§ **Problem details**
Every record should be written out exactly, with the pictures left out.

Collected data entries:
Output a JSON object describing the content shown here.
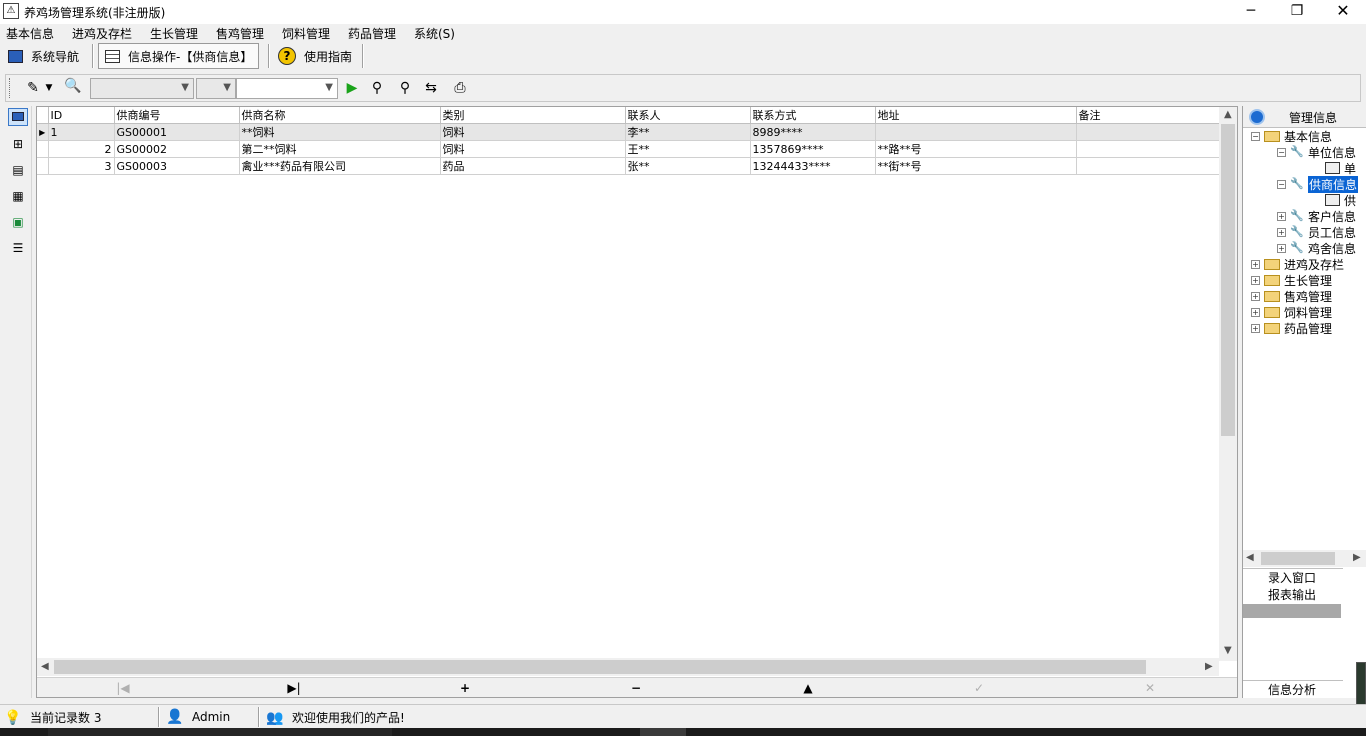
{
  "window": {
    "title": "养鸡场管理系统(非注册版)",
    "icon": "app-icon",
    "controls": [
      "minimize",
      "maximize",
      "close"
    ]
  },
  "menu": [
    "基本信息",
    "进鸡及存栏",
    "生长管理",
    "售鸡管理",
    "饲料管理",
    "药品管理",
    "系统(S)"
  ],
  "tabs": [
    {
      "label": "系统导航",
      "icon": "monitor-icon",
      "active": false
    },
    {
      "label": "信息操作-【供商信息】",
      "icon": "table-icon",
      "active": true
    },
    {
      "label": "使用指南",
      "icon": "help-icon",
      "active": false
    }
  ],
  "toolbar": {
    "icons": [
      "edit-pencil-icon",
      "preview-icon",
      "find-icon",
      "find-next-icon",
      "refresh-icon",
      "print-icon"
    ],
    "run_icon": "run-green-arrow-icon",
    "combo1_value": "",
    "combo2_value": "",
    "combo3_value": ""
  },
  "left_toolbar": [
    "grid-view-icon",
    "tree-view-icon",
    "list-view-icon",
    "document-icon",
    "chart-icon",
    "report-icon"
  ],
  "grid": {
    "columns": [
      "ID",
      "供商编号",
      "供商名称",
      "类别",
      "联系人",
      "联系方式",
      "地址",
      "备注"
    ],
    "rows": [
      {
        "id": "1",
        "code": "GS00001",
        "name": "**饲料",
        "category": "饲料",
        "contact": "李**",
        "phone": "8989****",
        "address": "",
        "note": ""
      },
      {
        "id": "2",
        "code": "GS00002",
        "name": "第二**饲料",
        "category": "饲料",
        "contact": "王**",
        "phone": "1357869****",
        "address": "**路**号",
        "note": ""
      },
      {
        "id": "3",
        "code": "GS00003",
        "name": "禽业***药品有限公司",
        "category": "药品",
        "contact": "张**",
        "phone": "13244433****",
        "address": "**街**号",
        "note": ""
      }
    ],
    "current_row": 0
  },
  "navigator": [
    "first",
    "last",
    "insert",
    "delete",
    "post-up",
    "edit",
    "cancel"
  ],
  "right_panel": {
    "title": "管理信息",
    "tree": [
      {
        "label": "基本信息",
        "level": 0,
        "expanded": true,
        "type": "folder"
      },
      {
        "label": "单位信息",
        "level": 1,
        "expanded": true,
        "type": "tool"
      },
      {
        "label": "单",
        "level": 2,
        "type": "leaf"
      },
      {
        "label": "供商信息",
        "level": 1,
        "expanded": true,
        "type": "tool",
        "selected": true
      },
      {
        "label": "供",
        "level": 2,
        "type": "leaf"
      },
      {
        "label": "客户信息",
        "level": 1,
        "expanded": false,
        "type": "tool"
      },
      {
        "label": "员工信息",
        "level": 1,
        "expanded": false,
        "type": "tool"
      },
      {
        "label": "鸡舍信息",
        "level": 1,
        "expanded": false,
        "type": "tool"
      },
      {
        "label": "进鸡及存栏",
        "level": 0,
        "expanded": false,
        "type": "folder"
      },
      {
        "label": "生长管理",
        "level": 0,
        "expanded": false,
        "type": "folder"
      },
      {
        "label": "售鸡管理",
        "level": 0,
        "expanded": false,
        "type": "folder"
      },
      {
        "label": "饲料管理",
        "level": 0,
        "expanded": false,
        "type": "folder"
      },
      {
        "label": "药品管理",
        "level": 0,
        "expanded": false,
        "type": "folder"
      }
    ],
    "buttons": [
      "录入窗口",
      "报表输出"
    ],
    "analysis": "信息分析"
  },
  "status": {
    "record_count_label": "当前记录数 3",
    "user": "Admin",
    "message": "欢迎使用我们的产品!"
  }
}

§ **Worked solution**
Output a JSON object describing the content shown here.
{
  "window": {
    "title": "养鸡场管理系统(非注册版)",
    "icon": "app-icon",
    "controls": [
      "minimize",
      "maximize",
      "close"
    ]
  },
  "menu": [
    "基本信息",
    "进鸡及存栏",
    "生长管理",
    "售鸡管理",
    "饲料管理",
    "药品管理",
    "系统(S)"
  ],
  "tabs": [
    {
      "label": "系统导航",
      "icon": "monitor-icon",
      "active": false
    },
    {
      "label": "信息操作-【供商信息】",
      "icon": "table-icon",
      "active": true
    },
    {
      "label": "使用指南",
      "icon": "help-icon",
      "active": false
    }
  ],
  "toolbar": {
    "icons": [
      "edit-pencil-icon",
      "preview-icon",
      "find-icon",
      "find-next-icon",
      "refresh-icon",
      "print-icon"
    ],
    "run_icon": "run-green-arrow-icon",
    "combo1_value": "",
    "combo2_value": "",
    "combo3_value": ""
  },
  "left_toolbar": [
    "grid-view-icon",
    "tree-view-icon",
    "list-view-icon",
    "document-icon",
    "chart-icon",
    "report-icon"
  ],
  "grid": {
    "columns": [
      "ID",
      "供商编号",
      "供商名称",
      "类别",
      "联系人",
      "联系方式",
      "地址",
      "备注"
    ],
    "rows": [
      {
        "id": "1",
        "code": "GS00001",
        "name": "**饲料",
        "category": "饲料",
        "contact": "李**",
        "phone": "8989****",
        "address": "",
        "note": ""
      },
      {
        "id": "2",
        "code": "GS00002",
        "name": "第二**饲料",
        "category": "饲料",
        "contact": "王**",
        "phone": "1357869****",
        "address": "**路**号",
        "note": ""
      },
      {
        "id": "3",
        "code": "GS00003",
        "name": "禽业***药品有限公司",
        "category": "药品",
        "contact": "张**",
        "phone": "13244433****",
        "address": "**街**号",
        "note": ""
      }
    ],
    "current_row": 0
  },
  "navigator": [
    "first",
    "last",
    "insert",
    "delete",
    "post-up",
    "edit",
    "cancel"
  ],
  "right_panel": {
    "title": "管理信息",
    "tree": [
      {
        "label": "基本信息",
        "level": 0,
        "expanded": true,
        "type": "folder"
      },
      {
        "label": "单位信息",
        "level": 1,
        "expanded": true,
        "type": "tool"
      },
      {
        "label": "单",
        "level": 2,
        "type": "leaf"
      },
      {
        "label": "供商信息",
        "level": 1,
        "expanded": true,
        "type": "tool",
        "selected": true
      },
      {
        "label": "供",
        "level": 2,
        "type": "leaf"
      },
      {
        "label": "客户信息",
        "level": 1,
        "expanded": false,
        "type": "tool"
      },
      {
        "label": "员工信息",
        "level": 1,
        "expanded": false,
        "type": "tool"
      },
      {
        "label": "鸡舍信息",
        "level": 1,
        "expanded": false,
        "type": "tool"
      },
      {
        "label": "进鸡及存栏",
        "level": 0,
        "expanded": false,
        "type": "folder"
      },
      {
        "label": "生长管理",
        "level": 0,
        "expanded": false,
        "type": "folder"
      },
      {
        "label": "售鸡管理",
        "level": 0,
        "expanded": false,
        "type": "folder"
      },
      {
        "label": "饲料管理",
        "level": 0,
        "expanded": false,
        "type": "folder"
      },
      {
        "label": "药品管理",
        "level": 0,
        "expanded": false,
        "type": "folder"
      }
    ],
    "buttons": [
      "录入窗口",
      "报表输出"
    ],
    "analysis": "信息分析"
  },
  "status": {
    "record_count_label": "当前记录数 3",
    "user": "Admin",
    "message": "欢迎使用我们的产品!"
  }
}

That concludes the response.